_GIVEN REQUEST:_ For every line in the data below that contains "title", copy the line.

_SOURCE DATA:_
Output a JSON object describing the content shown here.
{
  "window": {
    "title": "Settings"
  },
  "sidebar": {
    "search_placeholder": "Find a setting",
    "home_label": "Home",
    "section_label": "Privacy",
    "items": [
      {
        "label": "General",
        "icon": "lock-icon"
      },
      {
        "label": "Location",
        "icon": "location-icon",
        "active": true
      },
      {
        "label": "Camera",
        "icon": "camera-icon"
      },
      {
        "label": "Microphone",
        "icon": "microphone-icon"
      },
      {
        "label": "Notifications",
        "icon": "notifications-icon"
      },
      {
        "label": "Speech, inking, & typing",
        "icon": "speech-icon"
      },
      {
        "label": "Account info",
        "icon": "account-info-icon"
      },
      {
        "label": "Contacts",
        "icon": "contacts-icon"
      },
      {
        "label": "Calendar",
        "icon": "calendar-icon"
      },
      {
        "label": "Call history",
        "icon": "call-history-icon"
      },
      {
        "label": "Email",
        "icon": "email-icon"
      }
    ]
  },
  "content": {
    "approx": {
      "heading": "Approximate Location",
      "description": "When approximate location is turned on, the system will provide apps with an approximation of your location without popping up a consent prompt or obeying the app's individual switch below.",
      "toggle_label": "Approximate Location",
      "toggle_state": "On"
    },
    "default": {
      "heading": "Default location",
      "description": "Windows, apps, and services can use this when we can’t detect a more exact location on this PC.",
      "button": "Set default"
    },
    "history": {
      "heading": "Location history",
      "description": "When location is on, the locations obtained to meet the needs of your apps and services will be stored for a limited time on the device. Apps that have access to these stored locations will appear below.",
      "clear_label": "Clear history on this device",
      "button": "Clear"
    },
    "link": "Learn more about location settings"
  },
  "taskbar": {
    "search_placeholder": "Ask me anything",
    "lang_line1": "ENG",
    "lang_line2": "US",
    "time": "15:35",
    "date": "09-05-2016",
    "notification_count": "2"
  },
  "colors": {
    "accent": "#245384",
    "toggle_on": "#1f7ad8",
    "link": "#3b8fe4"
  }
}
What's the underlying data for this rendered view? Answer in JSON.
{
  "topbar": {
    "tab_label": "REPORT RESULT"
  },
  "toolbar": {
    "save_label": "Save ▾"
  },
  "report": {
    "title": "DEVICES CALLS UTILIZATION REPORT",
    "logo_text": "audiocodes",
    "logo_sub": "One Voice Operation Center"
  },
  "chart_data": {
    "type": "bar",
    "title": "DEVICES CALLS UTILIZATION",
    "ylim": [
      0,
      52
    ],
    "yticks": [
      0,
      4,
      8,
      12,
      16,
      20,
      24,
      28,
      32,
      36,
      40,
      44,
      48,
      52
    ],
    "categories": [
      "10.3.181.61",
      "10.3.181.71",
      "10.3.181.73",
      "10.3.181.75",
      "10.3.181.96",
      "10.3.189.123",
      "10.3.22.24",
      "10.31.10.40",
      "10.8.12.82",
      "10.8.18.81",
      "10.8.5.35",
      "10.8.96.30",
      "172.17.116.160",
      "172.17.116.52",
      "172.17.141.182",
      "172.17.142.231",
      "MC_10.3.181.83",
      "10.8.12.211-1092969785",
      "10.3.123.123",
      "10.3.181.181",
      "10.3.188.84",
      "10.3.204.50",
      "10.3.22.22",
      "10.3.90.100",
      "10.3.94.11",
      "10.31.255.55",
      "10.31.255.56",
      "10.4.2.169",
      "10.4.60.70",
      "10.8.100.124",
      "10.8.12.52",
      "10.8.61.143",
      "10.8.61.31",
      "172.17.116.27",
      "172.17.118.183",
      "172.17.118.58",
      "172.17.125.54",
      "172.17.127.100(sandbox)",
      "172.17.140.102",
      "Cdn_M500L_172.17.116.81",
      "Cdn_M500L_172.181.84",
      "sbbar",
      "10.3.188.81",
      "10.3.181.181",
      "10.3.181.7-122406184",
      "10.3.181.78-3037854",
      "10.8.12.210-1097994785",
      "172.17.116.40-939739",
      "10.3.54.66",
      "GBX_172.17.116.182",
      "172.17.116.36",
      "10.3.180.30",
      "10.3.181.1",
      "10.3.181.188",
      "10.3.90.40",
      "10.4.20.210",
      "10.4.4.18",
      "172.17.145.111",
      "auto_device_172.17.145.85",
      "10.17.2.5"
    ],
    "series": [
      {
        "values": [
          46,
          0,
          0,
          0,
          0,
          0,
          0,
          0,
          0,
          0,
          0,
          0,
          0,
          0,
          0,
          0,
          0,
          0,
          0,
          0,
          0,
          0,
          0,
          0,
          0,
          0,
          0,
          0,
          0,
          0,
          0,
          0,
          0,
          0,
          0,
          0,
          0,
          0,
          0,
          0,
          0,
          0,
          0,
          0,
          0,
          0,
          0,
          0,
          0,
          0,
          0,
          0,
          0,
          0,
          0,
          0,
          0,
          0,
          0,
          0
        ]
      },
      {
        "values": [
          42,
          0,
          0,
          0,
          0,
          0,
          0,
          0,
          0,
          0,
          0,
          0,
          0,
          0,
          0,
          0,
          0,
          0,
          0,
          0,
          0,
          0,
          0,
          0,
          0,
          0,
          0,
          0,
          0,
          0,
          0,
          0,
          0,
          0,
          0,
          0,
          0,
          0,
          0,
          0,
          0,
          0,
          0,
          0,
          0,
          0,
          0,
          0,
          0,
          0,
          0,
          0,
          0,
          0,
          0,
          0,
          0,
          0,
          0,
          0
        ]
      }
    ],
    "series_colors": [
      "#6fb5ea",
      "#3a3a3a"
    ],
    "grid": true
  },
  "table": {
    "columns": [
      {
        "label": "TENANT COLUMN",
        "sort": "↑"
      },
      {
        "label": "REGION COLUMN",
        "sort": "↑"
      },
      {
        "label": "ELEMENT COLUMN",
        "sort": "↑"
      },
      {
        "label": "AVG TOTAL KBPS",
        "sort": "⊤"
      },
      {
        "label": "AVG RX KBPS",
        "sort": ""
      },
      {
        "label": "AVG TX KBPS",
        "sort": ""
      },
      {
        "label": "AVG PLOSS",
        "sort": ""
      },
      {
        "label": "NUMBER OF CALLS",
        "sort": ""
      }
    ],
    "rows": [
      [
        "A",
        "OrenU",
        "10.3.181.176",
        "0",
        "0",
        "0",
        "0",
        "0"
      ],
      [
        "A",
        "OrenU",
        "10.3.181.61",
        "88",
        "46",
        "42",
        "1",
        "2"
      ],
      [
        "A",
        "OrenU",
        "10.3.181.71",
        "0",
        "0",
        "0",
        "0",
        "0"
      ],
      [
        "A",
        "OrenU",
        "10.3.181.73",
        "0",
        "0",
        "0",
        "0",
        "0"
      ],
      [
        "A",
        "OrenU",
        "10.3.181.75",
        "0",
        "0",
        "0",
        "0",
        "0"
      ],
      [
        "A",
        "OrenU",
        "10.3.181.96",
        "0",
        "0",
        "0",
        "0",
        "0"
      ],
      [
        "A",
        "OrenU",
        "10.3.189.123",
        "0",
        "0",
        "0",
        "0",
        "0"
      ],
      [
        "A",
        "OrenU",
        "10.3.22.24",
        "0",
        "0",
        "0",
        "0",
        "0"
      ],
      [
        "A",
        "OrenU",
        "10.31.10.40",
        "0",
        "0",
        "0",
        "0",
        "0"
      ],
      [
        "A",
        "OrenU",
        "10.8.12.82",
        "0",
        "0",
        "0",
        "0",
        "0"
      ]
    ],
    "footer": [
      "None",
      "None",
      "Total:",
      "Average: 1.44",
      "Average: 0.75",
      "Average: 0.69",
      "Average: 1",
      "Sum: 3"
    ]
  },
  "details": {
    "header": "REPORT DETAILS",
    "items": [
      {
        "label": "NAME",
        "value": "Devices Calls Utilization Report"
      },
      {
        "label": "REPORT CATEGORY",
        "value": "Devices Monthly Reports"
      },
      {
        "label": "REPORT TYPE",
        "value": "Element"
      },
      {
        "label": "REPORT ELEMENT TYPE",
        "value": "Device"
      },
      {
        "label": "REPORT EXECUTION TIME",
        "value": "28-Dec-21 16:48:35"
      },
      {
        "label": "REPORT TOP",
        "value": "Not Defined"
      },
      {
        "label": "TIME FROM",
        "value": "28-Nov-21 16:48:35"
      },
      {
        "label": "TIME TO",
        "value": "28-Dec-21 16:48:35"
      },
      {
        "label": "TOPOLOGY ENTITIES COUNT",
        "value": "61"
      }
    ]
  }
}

_FINAL RESULT:_
    "title": "Settings"
    "title": "DEVICES CALLS UTILIZATION REPORT",
    "title": "DEVICES CALLS UTILIZATION",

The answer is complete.